Stated problem A:
Answer these questions about the probability homework post:
(i) What per-minute rate does calling plan A charge?
(ii) What distribution do the long-distance calls have?
(iii) What does $u(T-20)$ stand for in the attempted expression for plan B?

Document segment:
————————
# Homework Help: Probability - I am so lost here

1. Apr 22, 2007

Question:
Long-distance calling plan A offers a flat rate service at 10 cents per minute. Calling plan B charges 99 cents for every call under 20 minutes; for calls over 20 minutes, the charge is 99 cents for the first 20 minutes plus 10 cents for every additional minute. (Note that these plans measure your call duration exactly, without rounding to the next minute or even second.) If your long-distance calls have exponential distribution with expected value $\tau$ minutes, which plan offers a lower expected cost per call?

I am lost. Here is my attempt.

We first want a random variable that yields the cost for each plan. Lets first let $T$ be a random variable that represent the time of the call. Thus,

$$C_A = 10 T$$
A random variable of cost is representative of the random variable for the cost of the time.

Now, I don't really know how to do plan B, here is my attempt:
$$C_B = 99 + 10(T-20)u(T-20)$$ where $u(T-20)$ would be the step function. I am trying to say that the $10(T-20)$ term would turn on at $T \geq 20$.
————————
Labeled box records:
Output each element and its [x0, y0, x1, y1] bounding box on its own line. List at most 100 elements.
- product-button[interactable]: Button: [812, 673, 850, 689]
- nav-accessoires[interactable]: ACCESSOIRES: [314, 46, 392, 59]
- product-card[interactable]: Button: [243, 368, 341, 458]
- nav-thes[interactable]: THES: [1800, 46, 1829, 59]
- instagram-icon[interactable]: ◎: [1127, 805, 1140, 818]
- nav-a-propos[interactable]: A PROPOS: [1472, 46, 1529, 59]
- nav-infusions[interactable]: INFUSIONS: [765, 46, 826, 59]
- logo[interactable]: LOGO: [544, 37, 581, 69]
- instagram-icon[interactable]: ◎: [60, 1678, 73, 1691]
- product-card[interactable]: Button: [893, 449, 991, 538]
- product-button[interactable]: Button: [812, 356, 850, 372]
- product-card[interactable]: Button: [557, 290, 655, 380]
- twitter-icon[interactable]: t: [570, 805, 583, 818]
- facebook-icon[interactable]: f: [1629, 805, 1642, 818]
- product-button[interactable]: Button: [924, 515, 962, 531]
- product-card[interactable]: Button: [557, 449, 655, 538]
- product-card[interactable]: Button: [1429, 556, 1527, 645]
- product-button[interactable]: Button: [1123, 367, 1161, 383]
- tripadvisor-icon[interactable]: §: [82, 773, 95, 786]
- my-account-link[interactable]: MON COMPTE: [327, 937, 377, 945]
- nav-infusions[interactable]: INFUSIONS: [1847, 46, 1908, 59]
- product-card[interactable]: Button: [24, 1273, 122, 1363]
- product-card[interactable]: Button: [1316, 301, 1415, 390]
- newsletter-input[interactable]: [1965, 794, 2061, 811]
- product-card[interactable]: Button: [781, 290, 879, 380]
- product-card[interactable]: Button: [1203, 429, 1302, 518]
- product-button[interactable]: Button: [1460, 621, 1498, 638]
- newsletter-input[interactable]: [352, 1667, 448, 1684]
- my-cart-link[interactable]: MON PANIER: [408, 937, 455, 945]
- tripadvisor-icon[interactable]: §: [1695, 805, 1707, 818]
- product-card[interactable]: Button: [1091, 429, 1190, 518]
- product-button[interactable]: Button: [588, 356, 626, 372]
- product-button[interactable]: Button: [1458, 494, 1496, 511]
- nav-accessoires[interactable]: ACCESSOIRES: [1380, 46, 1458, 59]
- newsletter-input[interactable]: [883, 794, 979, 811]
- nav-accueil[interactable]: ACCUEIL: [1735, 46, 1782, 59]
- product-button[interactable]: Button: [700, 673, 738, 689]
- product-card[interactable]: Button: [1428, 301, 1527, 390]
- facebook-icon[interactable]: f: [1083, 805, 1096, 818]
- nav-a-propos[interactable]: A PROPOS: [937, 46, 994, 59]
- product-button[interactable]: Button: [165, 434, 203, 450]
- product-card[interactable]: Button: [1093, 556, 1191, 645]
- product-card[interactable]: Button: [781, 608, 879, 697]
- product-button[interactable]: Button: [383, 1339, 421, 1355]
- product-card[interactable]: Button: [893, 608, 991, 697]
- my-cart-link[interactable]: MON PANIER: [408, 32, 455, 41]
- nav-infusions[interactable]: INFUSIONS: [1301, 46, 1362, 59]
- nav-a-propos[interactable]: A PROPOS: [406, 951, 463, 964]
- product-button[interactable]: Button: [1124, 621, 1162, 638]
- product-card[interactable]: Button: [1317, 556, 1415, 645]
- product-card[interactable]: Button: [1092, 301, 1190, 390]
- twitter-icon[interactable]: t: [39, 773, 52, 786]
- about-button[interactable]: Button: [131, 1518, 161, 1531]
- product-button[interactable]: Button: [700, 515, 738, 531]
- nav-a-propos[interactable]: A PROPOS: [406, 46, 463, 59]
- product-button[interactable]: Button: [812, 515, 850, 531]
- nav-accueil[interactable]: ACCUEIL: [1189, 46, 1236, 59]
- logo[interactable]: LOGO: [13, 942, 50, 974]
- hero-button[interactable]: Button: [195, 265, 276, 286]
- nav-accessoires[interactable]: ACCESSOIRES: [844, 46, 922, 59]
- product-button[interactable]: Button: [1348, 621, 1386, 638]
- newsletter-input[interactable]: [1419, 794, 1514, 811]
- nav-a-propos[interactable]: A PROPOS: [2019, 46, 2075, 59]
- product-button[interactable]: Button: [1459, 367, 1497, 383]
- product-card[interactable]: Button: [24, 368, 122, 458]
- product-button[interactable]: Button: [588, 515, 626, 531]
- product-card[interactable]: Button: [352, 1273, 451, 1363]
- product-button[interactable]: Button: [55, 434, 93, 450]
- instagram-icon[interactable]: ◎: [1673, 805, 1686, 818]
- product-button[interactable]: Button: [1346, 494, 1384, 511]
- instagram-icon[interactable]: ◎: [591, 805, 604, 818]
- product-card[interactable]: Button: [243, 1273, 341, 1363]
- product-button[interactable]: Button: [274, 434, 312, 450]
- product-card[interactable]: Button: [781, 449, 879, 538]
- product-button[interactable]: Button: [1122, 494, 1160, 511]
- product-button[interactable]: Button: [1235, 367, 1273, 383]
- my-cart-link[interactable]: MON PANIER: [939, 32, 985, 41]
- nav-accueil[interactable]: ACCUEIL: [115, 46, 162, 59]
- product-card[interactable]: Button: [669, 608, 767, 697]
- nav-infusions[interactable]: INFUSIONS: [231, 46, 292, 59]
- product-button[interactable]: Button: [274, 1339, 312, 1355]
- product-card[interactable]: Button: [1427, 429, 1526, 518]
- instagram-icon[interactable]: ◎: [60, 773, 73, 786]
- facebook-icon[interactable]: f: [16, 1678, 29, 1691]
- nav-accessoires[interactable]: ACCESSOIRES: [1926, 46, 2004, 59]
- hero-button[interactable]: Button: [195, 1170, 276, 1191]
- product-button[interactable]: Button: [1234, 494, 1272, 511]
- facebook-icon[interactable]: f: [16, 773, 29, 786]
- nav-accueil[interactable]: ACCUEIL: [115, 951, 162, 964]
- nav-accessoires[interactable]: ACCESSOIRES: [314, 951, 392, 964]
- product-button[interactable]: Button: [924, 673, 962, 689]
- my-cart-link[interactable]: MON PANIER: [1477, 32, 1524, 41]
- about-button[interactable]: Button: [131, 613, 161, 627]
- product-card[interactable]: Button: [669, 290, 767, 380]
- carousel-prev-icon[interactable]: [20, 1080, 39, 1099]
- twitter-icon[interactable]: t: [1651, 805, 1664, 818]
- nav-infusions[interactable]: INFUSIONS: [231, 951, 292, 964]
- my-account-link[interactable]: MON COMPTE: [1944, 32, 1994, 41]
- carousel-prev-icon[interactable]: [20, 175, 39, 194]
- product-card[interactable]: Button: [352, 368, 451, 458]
————————
Stated problem B:
Rewrite the records from the first line through the line containing "- nav-accueil[interactable]: ACCUEIL: [1735, 46, 1782, 59]", changing every "newsletter-input" to "email-input" and leaving everything else unchanged. Output only those lines.

Exercise answer A:
(i) 10 cents per minute.
(ii) An exponential distribution with expected value $\tau$ minutes.
(iii) The step function.

Exercise answer B:
Output each element and its [x0, y0, x1, y1] bounding box on its own line. List at most 100 elements.
- product-button[interactable]: Button: [812, 673, 850, 689]
- nav-accessoires[interactable]: ACCESSOIRES: [314, 46, 392, 59]
- product-card[interactable]: Button: [243, 368, 341, 458]
- nav-thes[interactable]: THES: [1800, 46, 1829, 59]
- instagram-icon[interactable]: ◎: [1127, 805, 1140, 818]
- nav-a-propos[interactable]: A PROPOS: [1472, 46, 1529, 59]
- nav-infusions[interactable]: INFUSIONS: [765, 46, 826, 59]
- logo[interactable]: LOGO: [544, 37, 581, 69]
- instagram-icon[interactable]: ◎: [60, 1678, 73, 1691]
- product-card[interactable]: Button: [893, 449, 991, 538]
- product-button[interactable]: Button: [812, 356, 850, 372]
- product-card[interactable]: Button: [557, 290, 655, 380]
- twitter-icon[interactable]: t: [570, 805, 583, 818]
- facebook-icon[interactable]: f: [1629, 805, 1642, 818]
- product-button[interactable]: Button: [924, 515, 962, 531]
- product-card[interactable]: Button: [557, 449, 655, 538]
- product-card[interactable]: Button: [1429, 556, 1527, 645]
- product-button[interactable]: Button: [1123, 367, 1161, 383]
- tripadvisor-icon[interactable]: §: [82, 773, 95, 786]
- my-account-link[interactable]: MON COMPTE: [327, 937, 377, 945]
- nav-infusions[interactable]: INFUSIONS: [1847, 46, 1908, 59]
- product-card[interactable]: Button: [24, 1273, 122, 1363]
- product-card[interactable]: Button: [1316, 301, 1415, 390]
- email-input[interactable]: [1965, 794, 2061, 811]
- product-card[interactable]: Button: [781, 290, 879, 380]
- product-card[interactable]: Button: [1203, 429, 1302, 518]
- product-button[interactable]: Button: [1460, 621, 1498, 638]
- email-input[interactable]: [352, 1667, 448, 1684]
- my-cart-link[interactable]: MON PANIER: [408, 937, 455, 945]
- tripadvisor-icon[interactable]: §: [1695, 805, 1707, 818]
- product-card[interactable]: Button: [1091, 429, 1190, 518]
- product-button[interactable]: Button: [588, 356, 626, 372]
- product-button[interactable]: Button: [1458, 494, 1496, 511]
- nav-accessoires[interactable]: ACCESSOIRES: [1380, 46, 1458, 59]
- email-input[interactable]: [883, 794, 979, 811]
- nav-accueil[interactable]: ACCUEIL: [1735, 46, 1782, 59]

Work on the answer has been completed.